> WORK TASK:
Some lines below hold "dagar". Pick them out and copy them.

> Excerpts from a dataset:

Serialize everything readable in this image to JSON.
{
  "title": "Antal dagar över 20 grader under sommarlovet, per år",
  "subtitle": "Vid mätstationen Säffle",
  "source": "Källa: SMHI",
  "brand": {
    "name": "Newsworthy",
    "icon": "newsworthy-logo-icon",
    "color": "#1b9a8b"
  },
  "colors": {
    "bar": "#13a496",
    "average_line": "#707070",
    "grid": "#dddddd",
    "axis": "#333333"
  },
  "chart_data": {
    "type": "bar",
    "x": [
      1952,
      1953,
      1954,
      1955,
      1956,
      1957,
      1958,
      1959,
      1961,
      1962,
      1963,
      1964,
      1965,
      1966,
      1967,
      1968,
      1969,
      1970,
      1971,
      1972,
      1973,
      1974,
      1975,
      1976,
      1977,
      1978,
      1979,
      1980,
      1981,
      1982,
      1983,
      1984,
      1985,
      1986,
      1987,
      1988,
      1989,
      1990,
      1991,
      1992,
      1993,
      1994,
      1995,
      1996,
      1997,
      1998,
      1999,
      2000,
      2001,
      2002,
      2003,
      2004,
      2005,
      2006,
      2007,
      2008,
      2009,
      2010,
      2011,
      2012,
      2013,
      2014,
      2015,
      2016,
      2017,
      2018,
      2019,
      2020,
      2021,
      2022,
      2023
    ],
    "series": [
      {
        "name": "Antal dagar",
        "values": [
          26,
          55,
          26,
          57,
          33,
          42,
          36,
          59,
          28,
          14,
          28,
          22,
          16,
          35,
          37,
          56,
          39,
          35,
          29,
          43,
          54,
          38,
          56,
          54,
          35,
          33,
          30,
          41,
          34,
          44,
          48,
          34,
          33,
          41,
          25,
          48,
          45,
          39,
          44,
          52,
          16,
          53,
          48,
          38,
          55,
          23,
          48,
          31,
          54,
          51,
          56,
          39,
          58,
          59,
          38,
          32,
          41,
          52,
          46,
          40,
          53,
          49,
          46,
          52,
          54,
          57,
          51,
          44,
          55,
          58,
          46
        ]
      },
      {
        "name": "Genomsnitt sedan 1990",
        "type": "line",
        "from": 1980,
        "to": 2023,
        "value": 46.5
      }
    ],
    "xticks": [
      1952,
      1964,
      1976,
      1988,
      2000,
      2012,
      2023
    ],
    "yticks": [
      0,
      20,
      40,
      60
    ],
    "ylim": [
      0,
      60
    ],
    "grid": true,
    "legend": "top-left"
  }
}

> ANSWER SPACE:
  "title": "Antal dagar över 20 grader under sommarlovet, per år",
        "name": "Antal dagar",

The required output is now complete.